Show every line containing "subtitle" by copying it.

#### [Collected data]
%%

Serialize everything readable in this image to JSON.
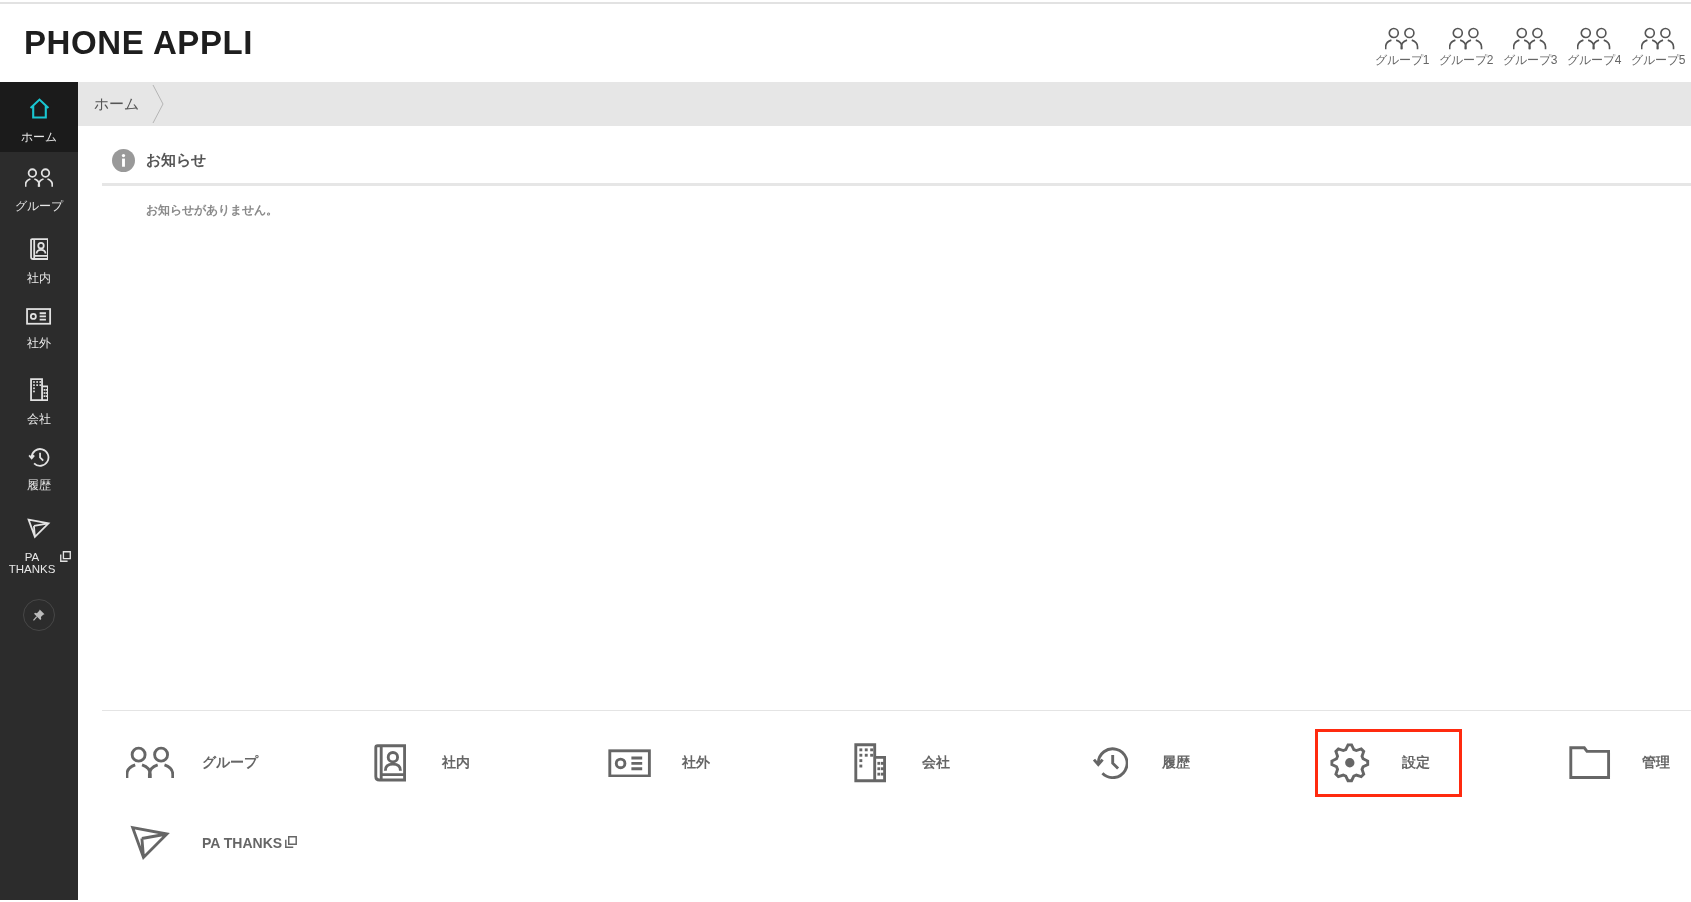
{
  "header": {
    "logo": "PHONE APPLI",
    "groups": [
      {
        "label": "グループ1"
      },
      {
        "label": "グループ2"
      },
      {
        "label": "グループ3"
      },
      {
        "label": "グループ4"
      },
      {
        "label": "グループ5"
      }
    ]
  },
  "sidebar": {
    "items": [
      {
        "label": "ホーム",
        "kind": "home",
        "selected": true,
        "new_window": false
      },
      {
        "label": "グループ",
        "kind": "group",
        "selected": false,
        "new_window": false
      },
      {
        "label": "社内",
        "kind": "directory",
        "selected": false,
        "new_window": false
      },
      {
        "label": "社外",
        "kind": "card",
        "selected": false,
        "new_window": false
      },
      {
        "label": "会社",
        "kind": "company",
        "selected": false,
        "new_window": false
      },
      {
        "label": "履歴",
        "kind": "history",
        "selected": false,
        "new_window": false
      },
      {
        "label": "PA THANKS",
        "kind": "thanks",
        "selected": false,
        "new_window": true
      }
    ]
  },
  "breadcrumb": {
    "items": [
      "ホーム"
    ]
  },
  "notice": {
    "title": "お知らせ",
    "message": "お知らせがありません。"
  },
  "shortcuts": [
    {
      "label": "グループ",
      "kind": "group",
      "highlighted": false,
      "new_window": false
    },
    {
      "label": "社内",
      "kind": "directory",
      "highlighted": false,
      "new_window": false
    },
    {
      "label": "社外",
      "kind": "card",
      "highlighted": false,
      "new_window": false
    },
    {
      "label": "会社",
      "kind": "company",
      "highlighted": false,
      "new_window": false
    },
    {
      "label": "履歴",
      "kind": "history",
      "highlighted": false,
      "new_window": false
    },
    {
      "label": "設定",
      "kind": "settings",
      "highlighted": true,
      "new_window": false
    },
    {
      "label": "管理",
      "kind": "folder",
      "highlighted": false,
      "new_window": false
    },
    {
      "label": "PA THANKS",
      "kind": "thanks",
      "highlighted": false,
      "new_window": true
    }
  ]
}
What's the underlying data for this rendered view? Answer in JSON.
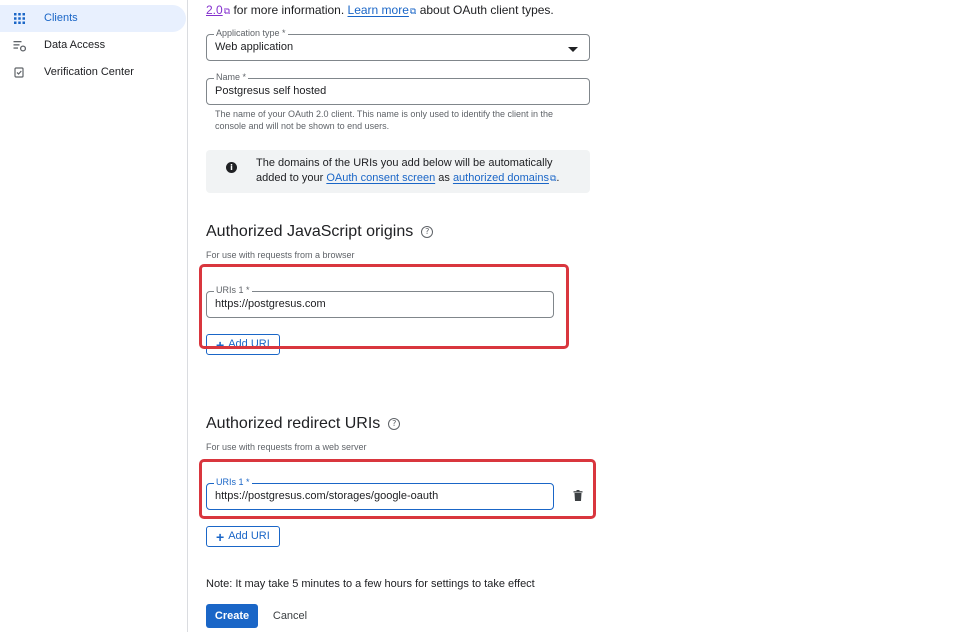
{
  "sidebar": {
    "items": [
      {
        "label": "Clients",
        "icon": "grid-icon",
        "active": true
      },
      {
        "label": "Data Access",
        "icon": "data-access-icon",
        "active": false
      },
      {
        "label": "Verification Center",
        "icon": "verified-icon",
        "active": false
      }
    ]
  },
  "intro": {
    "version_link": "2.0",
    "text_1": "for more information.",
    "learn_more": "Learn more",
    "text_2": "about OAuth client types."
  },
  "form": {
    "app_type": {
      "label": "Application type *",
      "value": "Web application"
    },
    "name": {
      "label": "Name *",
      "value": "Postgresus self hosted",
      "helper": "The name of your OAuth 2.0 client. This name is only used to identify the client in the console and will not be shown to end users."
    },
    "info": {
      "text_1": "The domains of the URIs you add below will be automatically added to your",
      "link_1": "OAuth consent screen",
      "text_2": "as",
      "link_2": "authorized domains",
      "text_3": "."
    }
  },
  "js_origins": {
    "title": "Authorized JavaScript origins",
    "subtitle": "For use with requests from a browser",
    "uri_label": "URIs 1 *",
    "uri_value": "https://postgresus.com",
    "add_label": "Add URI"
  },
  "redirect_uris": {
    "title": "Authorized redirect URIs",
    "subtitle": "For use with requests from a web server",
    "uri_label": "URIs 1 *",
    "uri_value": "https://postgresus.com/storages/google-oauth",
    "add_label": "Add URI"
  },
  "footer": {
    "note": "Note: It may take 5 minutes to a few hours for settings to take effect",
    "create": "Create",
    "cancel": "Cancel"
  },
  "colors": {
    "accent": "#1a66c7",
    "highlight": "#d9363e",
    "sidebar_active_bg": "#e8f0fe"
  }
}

%%

#### [Solution]
    "subtitle": "For use with requests from a browser",
    "subtitle": "For use with requests from a web server",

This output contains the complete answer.